:: Auszug zum Lesen ::
________________________

Mir ist es anfangs schwer gefallen, mit ihr warm zu werden. Einfach weil ich ihre Einstellung für eine Siebzehnjährige als richtiggehend ungesund empfunden habe. Für welchen Teenager ist das Thema “Liebe” schon ausschließlich negativ behaftet? Zudem müsste sie in ihrem Alter eigentlich wissen, dass an der Trennung der Eltern sicher nicht nur eine Partei die Schuld trägt, und dass sich in solch einer Situation nicht alles um die Kinder dreht. Etwas weniger Egoismus hätte ihr in meinen Augen gut zu Gesicht gestanden.
Glücklicherweise lernt sie dann jedoch Oliver kennen, für den sie -zu ihrem eigenen Erstaunen- vom ersten Moment an Feuer fängt. Den beiden bleibt allerdings  zunächst nur die Warte- und Flugzeit um sich besser kennenzulernen und einander näher zu kommen. Ein paar Stunden also nur.
Es ist sehr schön zu verfolgen, wie sich Hadley in dieser Zeit langsam, nach und nach, immer mehr öffnet.Wie ihre ablehnende Haltung gegenüber allem, was nur entfernt mit Gefühlen zu tun hat, sich allmählich wandelt. Dies geschieht einzig durch die Gespräche mit Oliver, der einige Dinge genauso sieht wie Hadley, andere wieder nicht, und der zudem manchen Spass auf Lager hat. So einen nett-verrückten Kerl muss man einfach mögen, auch als Leser.

________________________

:: Die Daten ::

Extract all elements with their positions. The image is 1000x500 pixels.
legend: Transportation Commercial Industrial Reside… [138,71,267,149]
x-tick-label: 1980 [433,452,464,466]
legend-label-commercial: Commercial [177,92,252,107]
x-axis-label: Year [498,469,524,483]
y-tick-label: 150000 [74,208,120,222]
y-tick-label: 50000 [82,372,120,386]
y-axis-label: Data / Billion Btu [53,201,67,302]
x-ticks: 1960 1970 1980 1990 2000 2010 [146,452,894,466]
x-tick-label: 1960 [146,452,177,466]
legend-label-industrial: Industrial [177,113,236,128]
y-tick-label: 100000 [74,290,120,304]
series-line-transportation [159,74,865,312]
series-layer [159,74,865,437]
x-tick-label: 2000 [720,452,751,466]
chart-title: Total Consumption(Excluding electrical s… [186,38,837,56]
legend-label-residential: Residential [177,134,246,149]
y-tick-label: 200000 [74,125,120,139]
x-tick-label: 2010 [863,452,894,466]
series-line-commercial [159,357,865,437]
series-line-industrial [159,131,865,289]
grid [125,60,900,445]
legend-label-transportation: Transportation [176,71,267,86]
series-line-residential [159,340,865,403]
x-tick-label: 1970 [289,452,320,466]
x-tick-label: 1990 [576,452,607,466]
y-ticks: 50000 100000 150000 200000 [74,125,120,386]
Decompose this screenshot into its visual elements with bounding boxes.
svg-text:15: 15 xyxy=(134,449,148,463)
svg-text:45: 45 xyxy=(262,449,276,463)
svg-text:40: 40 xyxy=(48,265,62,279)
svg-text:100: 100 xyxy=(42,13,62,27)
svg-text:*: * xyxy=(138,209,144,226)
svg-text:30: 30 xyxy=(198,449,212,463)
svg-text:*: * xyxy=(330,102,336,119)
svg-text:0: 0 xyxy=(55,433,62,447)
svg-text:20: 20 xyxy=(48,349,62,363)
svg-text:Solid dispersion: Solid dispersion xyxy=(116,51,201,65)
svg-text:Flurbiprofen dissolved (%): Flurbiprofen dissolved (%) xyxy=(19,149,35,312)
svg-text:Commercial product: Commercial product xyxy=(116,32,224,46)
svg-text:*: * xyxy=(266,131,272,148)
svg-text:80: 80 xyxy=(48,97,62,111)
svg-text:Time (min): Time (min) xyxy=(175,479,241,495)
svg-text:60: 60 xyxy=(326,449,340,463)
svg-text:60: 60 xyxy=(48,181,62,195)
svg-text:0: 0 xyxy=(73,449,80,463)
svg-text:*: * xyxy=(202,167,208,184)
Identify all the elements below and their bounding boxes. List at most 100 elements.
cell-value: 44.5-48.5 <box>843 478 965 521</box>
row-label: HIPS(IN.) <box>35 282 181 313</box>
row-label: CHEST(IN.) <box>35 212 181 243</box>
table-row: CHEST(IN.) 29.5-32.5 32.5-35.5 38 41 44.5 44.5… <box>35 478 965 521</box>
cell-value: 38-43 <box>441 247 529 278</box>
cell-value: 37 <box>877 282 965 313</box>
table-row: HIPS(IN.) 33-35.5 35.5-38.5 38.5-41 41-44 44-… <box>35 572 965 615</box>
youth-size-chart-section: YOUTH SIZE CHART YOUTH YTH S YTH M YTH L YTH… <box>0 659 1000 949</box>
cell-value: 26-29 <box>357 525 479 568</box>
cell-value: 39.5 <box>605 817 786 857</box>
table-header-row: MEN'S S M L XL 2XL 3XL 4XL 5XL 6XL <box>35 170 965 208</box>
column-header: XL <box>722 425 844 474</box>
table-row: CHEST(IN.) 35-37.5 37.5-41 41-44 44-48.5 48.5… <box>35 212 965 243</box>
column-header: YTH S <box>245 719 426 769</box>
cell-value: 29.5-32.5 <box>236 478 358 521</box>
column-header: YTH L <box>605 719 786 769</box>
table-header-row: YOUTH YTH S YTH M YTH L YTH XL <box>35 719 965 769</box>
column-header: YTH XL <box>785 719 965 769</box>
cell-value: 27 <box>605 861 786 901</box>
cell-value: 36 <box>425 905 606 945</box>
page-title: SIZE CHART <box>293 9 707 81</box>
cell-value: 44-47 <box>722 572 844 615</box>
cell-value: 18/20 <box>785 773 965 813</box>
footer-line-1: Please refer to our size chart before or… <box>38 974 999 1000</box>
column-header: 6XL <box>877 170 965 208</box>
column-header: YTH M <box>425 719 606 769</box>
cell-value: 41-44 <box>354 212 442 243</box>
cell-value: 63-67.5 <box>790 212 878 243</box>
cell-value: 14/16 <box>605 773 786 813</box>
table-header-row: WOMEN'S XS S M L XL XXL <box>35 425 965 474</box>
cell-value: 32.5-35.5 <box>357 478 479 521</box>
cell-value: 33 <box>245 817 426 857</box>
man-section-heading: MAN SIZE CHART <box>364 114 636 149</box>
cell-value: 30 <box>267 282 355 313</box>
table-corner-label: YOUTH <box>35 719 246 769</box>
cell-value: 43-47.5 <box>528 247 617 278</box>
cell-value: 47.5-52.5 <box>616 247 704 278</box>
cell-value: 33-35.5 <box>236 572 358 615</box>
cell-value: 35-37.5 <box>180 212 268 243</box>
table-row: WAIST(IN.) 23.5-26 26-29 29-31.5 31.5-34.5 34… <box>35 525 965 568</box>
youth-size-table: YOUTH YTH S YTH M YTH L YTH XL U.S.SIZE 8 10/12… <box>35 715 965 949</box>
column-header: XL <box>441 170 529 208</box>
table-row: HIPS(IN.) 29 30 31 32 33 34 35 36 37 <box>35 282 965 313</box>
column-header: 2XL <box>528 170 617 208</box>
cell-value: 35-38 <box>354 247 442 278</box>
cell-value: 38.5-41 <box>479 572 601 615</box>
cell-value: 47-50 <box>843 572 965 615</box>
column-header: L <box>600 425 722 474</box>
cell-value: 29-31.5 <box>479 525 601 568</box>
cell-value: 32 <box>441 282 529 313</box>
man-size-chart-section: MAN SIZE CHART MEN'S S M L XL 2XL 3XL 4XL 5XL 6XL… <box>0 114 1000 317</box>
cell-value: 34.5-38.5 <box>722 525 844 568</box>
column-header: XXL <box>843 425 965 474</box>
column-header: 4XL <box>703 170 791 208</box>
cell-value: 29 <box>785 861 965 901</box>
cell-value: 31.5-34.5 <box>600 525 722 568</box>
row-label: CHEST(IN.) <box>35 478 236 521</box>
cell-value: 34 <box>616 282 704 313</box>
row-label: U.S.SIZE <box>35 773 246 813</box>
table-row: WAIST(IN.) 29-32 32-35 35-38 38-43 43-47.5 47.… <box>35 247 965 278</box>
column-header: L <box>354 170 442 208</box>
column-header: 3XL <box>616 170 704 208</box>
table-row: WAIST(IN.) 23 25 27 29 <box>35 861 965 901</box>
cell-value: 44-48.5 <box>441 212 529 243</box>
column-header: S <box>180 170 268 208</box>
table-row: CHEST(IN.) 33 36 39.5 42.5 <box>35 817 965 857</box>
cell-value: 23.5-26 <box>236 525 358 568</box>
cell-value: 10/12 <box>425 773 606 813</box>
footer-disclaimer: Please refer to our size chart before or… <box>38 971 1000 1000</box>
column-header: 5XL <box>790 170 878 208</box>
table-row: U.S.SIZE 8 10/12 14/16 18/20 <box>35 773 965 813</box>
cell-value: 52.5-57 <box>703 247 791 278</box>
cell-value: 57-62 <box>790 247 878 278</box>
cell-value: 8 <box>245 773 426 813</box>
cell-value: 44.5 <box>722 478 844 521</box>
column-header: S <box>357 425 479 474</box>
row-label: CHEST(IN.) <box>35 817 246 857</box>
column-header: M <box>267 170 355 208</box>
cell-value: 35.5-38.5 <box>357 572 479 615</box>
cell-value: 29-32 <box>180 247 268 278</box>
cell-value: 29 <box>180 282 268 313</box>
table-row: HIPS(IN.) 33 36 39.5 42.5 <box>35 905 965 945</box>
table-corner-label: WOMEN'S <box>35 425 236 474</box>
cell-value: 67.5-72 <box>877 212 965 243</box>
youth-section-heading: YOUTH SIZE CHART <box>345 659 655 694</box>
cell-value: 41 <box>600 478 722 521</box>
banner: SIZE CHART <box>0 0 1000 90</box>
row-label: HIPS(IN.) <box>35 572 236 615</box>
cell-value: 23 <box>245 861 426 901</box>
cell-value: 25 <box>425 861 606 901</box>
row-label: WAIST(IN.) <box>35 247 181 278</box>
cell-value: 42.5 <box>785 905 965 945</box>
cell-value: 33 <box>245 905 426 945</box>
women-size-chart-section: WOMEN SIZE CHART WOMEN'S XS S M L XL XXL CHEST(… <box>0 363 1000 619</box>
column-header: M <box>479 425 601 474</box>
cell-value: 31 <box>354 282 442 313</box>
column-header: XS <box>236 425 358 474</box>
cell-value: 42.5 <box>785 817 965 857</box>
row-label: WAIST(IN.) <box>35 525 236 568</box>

________________________

:: Arbeitsauftrag 1 ::
Nennen Sie aus dem Auszug alle Wörter und Wendungen in den zwei Sätzen ab „Es ist sehr schön zu verfolgen“, die ausdrücken, dass sich Hadley schrittweise verändert.
:: Arbeitsauftrag 2 ::
Schreiben Sie aus dem Auszug die Passage von „Es ist sehr“ bis einschließlich „auch als Leser.“ wortgetreu ab.

:: Antwortbereich 1 ::
langsam
nach und nach
immer mehr
allmählich

:: Antwortbereich 2 ::
Es ist sehr schön zu verfolgen, wie sich Hadley in dieser Zeit langsam, nach und nach, immer mehr öffnet.Wie ihre ablehnende Haltung gegenüber allem, was nur entfernt mit Gefühlen zu tun hat, sich allmählich wandelt. Dies geschieht einzig durch die Gespräche mit Oliver, der einige Dinge genauso sieht wie Hadley, andere wieder nicht, und der zudem manchen Spass auf Lager hat. So einen nett-verrückten Kerl muss man einfach mögen, auch als Leser.